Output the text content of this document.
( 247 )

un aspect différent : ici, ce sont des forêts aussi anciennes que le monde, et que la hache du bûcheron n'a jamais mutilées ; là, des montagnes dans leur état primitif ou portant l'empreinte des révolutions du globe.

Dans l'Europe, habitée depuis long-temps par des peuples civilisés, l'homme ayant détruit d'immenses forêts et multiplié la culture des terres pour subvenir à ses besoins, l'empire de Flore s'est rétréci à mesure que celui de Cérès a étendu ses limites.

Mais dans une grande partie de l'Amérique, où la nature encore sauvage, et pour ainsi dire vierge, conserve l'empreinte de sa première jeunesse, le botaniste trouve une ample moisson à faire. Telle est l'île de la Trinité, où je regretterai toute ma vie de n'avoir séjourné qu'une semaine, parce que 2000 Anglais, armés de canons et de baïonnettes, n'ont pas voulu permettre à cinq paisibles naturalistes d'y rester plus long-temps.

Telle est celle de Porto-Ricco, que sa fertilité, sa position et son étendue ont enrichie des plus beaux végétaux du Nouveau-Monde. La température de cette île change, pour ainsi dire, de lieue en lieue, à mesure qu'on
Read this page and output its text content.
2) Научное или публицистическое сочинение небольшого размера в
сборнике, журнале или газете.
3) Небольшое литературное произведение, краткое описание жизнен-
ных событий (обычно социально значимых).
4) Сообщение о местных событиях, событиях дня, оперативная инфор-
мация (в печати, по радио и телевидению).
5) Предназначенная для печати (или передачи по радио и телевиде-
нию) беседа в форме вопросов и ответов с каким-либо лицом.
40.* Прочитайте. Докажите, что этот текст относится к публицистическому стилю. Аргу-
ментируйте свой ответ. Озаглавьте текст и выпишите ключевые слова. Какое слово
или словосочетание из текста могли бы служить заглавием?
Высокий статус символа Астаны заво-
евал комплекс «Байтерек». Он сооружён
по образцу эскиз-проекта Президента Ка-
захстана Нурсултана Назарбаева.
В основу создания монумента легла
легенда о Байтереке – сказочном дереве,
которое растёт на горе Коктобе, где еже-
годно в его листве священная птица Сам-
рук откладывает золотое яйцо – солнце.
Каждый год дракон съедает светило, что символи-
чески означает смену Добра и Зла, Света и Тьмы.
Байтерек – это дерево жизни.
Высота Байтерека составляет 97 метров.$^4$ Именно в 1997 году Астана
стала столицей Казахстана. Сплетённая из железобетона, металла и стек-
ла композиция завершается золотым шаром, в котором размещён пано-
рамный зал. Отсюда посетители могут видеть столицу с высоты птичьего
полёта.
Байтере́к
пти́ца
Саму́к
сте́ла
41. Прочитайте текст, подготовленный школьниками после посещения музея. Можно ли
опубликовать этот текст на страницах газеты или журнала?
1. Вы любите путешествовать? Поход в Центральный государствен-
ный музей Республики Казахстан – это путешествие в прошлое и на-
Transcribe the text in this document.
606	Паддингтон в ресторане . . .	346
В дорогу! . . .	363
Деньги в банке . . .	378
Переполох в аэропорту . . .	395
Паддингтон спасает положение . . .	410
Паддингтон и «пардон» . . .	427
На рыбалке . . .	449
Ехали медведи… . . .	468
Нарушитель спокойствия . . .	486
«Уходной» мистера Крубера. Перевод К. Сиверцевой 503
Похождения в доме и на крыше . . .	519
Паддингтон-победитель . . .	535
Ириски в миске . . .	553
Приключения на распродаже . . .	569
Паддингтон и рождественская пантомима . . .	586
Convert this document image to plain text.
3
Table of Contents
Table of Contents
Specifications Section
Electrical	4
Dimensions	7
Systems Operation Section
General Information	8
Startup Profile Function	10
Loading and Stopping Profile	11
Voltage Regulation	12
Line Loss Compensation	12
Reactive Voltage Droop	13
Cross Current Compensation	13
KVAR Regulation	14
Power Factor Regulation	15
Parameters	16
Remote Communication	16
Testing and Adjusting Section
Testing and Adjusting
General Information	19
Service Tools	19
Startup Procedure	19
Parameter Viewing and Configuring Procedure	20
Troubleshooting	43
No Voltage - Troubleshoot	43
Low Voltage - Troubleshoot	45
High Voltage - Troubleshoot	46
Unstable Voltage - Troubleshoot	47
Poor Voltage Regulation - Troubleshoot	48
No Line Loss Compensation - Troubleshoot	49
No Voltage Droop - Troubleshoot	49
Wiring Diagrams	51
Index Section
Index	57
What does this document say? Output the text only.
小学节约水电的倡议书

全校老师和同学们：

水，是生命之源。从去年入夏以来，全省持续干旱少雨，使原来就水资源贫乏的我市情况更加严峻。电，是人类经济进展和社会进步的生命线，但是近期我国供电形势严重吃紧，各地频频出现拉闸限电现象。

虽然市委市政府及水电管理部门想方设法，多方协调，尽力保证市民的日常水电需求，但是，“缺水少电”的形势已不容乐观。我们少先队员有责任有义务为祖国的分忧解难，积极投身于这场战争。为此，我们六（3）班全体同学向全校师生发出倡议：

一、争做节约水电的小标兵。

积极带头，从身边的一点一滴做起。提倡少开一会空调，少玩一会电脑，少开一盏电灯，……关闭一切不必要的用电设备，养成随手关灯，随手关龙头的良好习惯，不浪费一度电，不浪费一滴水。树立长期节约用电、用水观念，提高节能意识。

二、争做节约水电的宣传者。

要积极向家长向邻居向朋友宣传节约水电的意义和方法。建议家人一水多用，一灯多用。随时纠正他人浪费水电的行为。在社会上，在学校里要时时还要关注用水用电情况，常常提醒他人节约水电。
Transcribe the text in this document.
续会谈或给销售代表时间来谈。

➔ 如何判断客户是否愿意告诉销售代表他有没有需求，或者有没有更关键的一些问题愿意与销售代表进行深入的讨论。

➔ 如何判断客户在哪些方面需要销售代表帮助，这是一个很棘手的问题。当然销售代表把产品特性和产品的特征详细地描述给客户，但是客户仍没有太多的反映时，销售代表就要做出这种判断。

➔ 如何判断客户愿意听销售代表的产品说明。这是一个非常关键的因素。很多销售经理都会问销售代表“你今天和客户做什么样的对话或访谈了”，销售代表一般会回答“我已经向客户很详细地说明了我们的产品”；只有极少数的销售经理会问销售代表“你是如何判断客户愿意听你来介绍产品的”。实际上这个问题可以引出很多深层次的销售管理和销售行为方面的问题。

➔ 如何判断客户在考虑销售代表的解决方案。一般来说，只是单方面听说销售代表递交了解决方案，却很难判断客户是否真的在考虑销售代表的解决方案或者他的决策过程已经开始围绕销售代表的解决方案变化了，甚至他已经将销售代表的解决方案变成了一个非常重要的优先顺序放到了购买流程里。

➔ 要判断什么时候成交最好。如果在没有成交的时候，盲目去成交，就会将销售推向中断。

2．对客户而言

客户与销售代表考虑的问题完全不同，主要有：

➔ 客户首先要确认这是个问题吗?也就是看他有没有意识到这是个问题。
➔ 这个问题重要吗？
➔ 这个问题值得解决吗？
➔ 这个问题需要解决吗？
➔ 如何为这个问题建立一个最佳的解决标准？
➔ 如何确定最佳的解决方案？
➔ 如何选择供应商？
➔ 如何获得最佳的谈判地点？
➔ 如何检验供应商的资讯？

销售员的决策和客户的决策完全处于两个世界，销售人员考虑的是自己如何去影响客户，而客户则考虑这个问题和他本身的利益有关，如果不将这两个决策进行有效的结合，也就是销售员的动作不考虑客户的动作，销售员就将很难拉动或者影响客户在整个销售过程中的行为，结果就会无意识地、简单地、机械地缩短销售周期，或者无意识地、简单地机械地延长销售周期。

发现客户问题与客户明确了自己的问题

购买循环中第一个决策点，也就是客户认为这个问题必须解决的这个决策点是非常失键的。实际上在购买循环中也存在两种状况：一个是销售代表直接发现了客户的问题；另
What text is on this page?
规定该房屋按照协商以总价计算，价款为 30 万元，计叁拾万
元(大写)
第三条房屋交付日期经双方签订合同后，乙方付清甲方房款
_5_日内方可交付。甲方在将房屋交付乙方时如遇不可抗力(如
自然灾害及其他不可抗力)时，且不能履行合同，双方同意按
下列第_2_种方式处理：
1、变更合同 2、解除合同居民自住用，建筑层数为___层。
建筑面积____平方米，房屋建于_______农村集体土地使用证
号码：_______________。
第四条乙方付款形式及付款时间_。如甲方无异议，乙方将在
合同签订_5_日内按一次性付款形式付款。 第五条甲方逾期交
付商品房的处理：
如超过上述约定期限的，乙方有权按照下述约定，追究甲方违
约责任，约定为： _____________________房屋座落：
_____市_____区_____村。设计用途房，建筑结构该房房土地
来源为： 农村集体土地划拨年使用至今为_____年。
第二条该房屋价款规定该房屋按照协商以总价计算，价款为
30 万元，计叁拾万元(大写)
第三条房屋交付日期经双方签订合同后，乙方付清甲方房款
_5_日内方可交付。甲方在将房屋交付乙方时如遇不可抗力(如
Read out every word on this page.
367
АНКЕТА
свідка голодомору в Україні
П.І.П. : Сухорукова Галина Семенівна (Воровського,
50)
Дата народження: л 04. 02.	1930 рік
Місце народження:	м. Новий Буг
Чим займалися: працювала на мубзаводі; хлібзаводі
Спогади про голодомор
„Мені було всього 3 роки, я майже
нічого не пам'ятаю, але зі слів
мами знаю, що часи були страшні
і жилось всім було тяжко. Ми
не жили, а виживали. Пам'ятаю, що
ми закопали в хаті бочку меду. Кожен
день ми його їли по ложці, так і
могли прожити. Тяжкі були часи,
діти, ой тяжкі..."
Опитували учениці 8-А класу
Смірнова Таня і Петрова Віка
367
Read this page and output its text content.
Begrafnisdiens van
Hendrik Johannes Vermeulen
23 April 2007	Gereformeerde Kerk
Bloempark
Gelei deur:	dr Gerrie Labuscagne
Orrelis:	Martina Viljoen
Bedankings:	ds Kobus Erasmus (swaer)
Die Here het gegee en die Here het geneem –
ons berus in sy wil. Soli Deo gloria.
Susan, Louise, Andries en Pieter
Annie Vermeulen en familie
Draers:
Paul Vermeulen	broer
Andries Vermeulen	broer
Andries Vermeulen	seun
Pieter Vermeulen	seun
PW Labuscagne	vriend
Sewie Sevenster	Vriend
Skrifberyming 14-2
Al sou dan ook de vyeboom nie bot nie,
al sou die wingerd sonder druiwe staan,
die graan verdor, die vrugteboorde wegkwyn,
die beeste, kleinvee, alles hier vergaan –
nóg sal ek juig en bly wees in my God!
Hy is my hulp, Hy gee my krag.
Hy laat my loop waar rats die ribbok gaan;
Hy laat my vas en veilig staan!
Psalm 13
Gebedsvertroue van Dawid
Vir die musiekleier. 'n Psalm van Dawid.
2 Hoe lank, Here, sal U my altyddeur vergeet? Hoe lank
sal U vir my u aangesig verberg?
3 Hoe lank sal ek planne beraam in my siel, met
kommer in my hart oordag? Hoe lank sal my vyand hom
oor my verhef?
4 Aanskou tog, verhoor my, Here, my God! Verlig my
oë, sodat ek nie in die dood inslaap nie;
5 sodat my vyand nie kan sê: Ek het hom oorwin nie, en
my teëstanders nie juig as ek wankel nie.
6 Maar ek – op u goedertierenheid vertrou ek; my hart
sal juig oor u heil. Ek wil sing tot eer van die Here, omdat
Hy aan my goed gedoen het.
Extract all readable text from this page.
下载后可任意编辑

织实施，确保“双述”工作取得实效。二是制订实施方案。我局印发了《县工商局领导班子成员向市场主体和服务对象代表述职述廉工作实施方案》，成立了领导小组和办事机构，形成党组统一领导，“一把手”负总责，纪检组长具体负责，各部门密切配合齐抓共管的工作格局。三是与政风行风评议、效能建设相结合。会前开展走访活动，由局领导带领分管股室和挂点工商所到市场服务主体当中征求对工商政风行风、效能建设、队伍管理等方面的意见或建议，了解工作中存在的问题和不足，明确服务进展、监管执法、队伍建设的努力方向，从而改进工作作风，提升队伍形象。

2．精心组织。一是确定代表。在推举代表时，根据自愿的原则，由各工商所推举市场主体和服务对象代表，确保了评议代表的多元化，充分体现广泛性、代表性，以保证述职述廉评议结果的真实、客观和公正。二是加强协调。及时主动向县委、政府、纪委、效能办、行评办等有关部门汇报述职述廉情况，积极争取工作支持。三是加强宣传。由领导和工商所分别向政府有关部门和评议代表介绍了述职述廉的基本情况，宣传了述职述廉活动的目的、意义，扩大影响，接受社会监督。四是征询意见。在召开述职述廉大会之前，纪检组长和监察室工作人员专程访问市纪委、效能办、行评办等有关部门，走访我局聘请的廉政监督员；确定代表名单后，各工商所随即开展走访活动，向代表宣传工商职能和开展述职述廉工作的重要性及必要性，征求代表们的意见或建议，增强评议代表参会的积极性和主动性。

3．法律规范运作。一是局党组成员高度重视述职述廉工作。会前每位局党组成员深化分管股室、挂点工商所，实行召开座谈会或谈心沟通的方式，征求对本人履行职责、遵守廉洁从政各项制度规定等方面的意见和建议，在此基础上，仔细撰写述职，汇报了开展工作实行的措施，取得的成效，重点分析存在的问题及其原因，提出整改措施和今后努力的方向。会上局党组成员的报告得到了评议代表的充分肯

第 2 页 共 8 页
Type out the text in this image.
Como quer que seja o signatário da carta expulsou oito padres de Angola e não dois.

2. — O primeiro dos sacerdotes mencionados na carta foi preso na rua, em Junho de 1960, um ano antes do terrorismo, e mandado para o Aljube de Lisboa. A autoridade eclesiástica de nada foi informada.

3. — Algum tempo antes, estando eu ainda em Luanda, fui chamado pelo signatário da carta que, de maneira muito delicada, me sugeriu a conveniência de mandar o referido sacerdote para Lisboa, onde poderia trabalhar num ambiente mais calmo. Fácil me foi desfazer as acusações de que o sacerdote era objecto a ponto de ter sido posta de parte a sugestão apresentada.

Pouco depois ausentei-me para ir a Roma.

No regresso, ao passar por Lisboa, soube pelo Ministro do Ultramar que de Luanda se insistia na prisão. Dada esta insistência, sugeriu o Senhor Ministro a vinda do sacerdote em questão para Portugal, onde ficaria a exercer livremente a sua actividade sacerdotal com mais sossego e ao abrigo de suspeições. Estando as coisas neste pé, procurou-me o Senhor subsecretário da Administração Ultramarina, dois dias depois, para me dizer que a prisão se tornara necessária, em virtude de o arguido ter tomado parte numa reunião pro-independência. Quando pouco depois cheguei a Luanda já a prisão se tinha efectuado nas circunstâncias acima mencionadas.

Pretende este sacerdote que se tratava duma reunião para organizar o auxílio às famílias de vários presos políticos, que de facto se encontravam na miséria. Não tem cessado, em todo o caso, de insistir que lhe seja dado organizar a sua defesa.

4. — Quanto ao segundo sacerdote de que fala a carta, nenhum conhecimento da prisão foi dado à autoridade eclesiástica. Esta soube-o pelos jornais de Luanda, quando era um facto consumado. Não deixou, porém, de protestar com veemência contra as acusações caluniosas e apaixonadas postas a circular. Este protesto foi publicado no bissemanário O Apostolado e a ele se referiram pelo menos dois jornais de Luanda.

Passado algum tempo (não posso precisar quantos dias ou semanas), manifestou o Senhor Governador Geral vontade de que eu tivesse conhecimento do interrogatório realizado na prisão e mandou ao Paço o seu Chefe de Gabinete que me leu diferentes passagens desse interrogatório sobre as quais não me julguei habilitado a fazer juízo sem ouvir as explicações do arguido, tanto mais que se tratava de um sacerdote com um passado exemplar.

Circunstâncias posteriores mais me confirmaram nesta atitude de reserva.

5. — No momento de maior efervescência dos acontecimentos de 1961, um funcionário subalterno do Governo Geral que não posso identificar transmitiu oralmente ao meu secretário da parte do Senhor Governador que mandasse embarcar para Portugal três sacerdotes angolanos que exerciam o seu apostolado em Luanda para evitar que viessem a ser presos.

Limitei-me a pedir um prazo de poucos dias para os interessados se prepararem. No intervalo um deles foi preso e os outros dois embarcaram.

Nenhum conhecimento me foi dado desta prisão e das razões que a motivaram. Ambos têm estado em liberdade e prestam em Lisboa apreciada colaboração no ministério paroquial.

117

******

**AIM**:
Look through the material above. Copy each line where the word "juig" appears.

**RIGHT ANSWER**:
nóg sal ek juig en bly wees in my God!
my teëstanders nie juig as ek wankel nie.
sal juig oor u heil. Ek wil sing tot eer van die Here, omdat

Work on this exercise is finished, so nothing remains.